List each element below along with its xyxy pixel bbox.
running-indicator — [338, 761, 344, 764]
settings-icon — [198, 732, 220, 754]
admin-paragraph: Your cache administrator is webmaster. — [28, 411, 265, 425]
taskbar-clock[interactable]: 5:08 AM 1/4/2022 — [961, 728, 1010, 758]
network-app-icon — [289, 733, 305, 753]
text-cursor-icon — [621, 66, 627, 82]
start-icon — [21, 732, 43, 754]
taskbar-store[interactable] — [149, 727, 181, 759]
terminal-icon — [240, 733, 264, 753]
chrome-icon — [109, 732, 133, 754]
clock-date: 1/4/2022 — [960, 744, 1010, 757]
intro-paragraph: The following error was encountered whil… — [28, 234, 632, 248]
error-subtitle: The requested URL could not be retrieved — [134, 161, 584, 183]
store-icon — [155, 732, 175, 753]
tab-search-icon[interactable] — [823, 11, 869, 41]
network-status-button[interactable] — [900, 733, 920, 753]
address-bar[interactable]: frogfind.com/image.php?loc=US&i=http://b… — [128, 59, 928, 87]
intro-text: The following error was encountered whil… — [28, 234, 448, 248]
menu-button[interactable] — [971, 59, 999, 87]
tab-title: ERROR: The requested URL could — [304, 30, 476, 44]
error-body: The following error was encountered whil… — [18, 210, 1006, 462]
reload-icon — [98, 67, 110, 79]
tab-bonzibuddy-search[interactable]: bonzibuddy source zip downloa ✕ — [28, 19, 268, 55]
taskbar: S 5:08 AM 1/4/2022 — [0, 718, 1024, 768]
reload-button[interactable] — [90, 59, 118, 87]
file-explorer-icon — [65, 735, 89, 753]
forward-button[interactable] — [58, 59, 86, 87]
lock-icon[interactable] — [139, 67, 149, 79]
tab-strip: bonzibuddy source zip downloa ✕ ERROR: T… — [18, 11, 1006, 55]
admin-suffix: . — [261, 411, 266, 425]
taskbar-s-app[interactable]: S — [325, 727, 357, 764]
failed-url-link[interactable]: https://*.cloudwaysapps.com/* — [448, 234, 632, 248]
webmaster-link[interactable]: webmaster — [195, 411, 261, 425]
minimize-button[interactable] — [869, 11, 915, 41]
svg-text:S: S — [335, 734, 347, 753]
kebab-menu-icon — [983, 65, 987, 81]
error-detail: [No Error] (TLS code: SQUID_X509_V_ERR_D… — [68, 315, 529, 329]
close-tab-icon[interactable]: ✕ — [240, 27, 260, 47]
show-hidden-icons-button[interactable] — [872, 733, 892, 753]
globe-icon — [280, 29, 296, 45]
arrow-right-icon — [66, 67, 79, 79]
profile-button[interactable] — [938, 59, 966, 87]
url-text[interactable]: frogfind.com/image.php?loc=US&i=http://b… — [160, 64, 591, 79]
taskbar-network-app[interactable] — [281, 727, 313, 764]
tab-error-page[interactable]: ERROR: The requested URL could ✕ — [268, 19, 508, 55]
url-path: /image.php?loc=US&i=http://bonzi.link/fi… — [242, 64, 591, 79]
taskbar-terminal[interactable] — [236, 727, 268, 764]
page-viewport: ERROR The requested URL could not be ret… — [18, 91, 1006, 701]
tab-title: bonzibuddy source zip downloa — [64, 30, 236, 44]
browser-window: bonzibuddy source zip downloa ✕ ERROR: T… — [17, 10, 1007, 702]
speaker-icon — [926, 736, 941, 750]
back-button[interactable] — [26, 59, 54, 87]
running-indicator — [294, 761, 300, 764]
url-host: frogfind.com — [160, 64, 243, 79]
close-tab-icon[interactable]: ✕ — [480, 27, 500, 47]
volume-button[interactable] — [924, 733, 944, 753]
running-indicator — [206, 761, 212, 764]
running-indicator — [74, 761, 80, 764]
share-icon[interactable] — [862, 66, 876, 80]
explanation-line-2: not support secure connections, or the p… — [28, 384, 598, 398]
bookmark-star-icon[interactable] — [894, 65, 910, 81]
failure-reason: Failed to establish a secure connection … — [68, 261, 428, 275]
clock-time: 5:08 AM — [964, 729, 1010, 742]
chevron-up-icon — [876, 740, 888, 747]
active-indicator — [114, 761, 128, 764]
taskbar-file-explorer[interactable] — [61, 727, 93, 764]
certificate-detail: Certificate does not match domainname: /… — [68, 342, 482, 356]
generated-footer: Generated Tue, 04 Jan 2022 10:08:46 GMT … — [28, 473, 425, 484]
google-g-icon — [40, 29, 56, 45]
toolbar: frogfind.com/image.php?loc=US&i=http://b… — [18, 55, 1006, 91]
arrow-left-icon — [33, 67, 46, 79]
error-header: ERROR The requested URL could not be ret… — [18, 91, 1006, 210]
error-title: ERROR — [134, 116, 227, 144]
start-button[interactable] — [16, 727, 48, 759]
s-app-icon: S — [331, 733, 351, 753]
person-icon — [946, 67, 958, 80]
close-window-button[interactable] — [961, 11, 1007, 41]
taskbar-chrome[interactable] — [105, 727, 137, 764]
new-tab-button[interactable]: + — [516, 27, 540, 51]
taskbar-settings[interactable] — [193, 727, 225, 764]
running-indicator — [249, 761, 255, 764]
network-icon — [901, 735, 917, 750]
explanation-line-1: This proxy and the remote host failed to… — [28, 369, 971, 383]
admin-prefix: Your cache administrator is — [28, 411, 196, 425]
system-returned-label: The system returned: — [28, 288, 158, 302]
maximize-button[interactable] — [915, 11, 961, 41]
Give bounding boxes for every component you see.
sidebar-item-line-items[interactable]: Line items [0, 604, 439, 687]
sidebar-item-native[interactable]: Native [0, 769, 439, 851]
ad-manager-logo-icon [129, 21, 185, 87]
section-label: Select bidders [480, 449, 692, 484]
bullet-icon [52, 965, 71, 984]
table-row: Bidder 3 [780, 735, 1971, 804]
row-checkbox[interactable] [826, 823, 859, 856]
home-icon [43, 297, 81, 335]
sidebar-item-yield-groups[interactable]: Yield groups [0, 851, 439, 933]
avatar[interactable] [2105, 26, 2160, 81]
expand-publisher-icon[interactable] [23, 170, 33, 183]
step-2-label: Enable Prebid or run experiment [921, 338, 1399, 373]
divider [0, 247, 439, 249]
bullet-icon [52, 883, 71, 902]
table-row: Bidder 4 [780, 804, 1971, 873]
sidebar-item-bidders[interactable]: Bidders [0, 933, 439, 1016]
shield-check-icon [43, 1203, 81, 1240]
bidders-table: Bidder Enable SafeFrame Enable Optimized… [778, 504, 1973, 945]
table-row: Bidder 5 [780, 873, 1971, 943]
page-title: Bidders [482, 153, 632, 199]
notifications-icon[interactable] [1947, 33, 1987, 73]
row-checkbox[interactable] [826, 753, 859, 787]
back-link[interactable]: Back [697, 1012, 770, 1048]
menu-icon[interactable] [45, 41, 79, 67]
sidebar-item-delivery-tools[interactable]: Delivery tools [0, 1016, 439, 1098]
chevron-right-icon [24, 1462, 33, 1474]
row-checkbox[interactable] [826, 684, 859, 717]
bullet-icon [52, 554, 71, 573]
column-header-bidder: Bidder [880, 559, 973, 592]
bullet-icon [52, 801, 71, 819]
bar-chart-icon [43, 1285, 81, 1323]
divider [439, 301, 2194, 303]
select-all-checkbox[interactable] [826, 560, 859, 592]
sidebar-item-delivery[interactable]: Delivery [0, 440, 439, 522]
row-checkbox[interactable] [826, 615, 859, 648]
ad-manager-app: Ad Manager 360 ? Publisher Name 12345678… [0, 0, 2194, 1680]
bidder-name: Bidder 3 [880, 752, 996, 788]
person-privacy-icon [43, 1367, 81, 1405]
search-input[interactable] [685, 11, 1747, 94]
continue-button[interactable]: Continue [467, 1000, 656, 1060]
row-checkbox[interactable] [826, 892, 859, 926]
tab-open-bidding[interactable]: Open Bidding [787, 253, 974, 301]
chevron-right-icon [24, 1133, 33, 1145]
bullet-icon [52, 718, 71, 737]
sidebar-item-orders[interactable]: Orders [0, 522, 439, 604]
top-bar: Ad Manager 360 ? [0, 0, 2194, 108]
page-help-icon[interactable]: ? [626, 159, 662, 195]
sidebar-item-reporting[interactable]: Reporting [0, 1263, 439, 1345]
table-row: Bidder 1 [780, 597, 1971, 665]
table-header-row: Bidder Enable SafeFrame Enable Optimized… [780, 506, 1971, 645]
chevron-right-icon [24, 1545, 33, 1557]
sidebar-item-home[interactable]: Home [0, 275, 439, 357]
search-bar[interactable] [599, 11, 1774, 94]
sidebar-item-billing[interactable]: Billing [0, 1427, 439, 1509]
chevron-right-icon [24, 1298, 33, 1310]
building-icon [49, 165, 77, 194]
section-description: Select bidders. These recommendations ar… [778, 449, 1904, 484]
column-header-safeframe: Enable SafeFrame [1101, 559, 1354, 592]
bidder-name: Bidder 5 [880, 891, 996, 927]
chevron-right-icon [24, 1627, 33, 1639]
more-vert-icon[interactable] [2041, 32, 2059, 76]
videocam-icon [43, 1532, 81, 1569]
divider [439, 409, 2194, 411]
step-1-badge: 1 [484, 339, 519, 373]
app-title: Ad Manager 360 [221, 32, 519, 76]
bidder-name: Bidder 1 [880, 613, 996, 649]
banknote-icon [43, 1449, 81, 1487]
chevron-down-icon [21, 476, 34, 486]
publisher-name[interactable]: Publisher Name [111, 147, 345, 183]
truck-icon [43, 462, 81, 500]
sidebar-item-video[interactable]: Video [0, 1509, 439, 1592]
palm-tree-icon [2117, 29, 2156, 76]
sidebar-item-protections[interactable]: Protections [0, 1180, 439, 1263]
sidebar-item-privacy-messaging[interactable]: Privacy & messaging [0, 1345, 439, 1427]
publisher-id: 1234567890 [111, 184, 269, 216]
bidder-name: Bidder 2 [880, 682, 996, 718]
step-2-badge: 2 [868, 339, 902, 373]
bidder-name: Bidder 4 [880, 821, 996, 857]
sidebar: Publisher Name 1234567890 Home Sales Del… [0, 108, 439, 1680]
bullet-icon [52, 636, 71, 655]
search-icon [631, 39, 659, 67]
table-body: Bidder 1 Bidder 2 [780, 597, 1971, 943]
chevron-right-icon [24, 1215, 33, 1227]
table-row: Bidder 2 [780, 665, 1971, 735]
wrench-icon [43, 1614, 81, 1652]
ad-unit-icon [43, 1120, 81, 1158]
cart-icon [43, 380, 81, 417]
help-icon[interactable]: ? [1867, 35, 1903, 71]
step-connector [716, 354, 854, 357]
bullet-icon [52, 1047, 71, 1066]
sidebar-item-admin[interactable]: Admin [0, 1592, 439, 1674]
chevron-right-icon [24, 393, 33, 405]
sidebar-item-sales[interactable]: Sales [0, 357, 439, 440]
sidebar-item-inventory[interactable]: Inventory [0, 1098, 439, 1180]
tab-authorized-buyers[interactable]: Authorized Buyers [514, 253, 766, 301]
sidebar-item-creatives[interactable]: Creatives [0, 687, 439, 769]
--------------------
> Directions: Could you pull out, word for word, every line from the start of the records through the line that contains "admin-paragraph: Your cache", including that line?

> Full response:
List each element below along with its xyxy pixel bbox.
running-indicator — [338, 761, 344, 764]
settings-icon — [198, 732, 220, 754]
admin-paragraph: Your cache administrator is webmaster. — [28, 411, 265, 425]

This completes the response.